EXERCISE:
Count lines holding the word "fist". Only the number is wanted.
# Start of DATA PROVIDED
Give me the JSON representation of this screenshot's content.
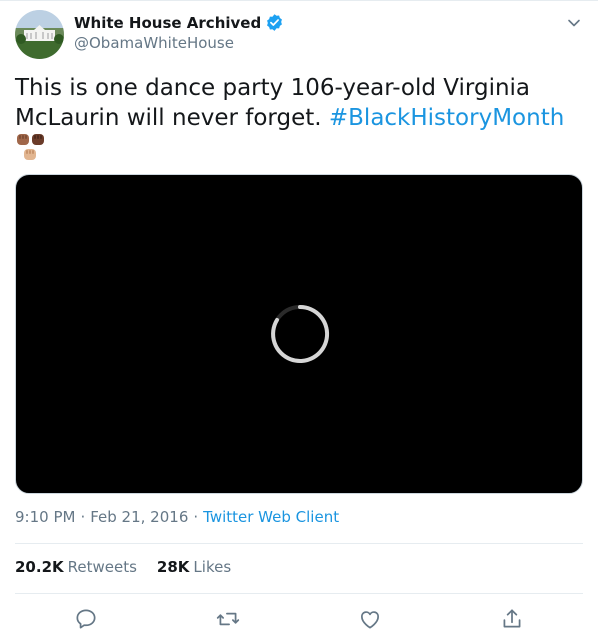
{
  "account": {
    "display_name": "White House Archived",
    "handle": "@ObamaWhiteHouse",
    "verified": true
  },
  "tweet": {
    "text_before": "This is one dance party 106-year-old Virginia McLaurin will never forget. ",
    "hashtag": "#BlackHistoryMonth",
    "emoji": [
      "raised-fist-medium-dark",
      "raised-fist-dark",
      "raised-fist-medium-light"
    ]
  },
  "media": {
    "state": "loading",
    "icon": "loading-spinner-icon"
  },
  "meta": {
    "time": "9:10 PM",
    "separator": "·",
    "date": "Feb 21, 2016",
    "client": "Twitter Web Client"
  },
  "stats": {
    "retweets_count": "20.2K",
    "retweets_label": "Retweets",
    "likes_count": "28K",
    "likes_label": "Likes"
  },
  "actions": [
    "reply-icon",
    "retweet-icon",
    "like-icon",
    "share-icon"
  ],
  "colors": {
    "link": "#1b95e0",
    "secondary_text": "#657786",
    "primary_text": "#14171a",
    "verified": "#1da1f2",
    "divider": "#e6ecf0"
  }
}
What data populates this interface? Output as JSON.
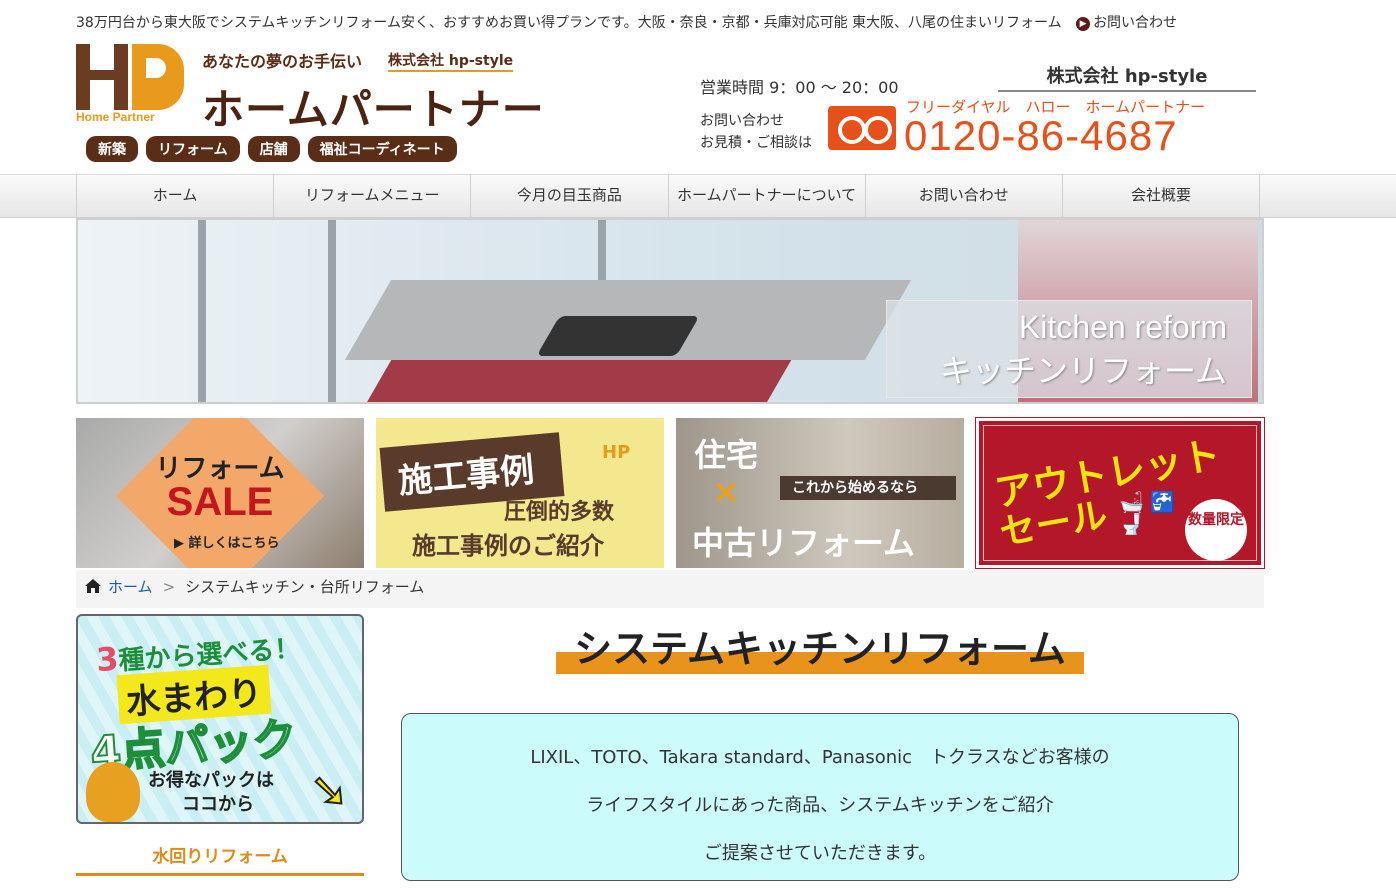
{
  "header": {
    "tagline": "38万円台から東大阪でシステムキッチンリフォーム安く、おすすめお買い得プランです。大阪・奈良・京都・兵庫対応可能 東大阪、八尾の住まいリフォーム",
    "contact_link": "お問い合わせ"
  },
  "logo": {
    "mark_text": "HP",
    "mark_sub": "Home Partner",
    "catchphrase": "あなたの夢のお手伝い",
    "company_small": "株式会社 hp-style",
    "name": "ホームパートナー",
    "tags": [
      "新築",
      "リフォーム",
      "店舗",
      "福祉コーディネート"
    ]
  },
  "phone": {
    "company": "株式会社 hp-style",
    "hours": "営業時間 9：00 〜 20：00",
    "label1": "お問い合わせ",
    "label2": "お見積・ご相談は",
    "freedial_label": "フリーダイヤル　ハロー　ホームパートナー",
    "number": "0120-86-4687"
  },
  "nav": {
    "items": [
      "ホーム",
      "リフォームメニュー",
      "今月の目玉商品",
      "ホームパートナーについて",
      "お問い合わせ",
      "会社概要"
    ]
  },
  "hero": {
    "caption_en": "Kitchen reform",
    "caption_ja": "キッチンリフォーム"
  },
  "promos": {
    "sale": {
      "line1": "リフォーム",
      "line2": "SALE",
      "line3": "▶ 詳しくはこちら"
    },
    "case": {
      "line1": "施工事例",
      "logo": "HP",
      "line2": "圧倒的多数",
      "line3": "施工事例のご紹介"
    },
    "used": {
      "line1": "住宅",
      "cross": "×",
      "tag": "これから始めるなら",
      "line2": "中古リフォーム"
    },
    "outlet": {
      "line1": "アウトレット",
      "line2": "セール",
      "badge": "数量限定"
    }
  },
  "breadcrumb": {
    "home": "ホーム",
    "separator": ">",
    "current": "システムキッチン・台所リフォーム"
  },
  "sidebar": {
    "banner": {
      "num": "3",
      "line1": "種から選べる！",
      "line2": "水まわり",
      "line3": "4点パック",
      "line4": "お得なパックは",
      "line5": "ココから"
    },
    "heading": "水回りリフォーム"
  },
  "main": {
    "title": "システムキッチンリフォーム",
    "intro": [
      "LIXIL、TOTO、Takara standard、Panasonic　トクラスなどお客様の",
      "ライフスタイルにあった商品、システムキッチンをご紹介",
      "ご提案させていただきます。"
    ]
  },
  "colors": {
    "brand_brown": "#5a2d17",
    "brand_orange": "#e89a1c",
    "phone_orange": "#e8501a",
    "link_blue": "#1a5ea8",
    "intro_bg": "#ccfbfc"
  }
}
# End of DATA PROVIDED
SOLUTION:
3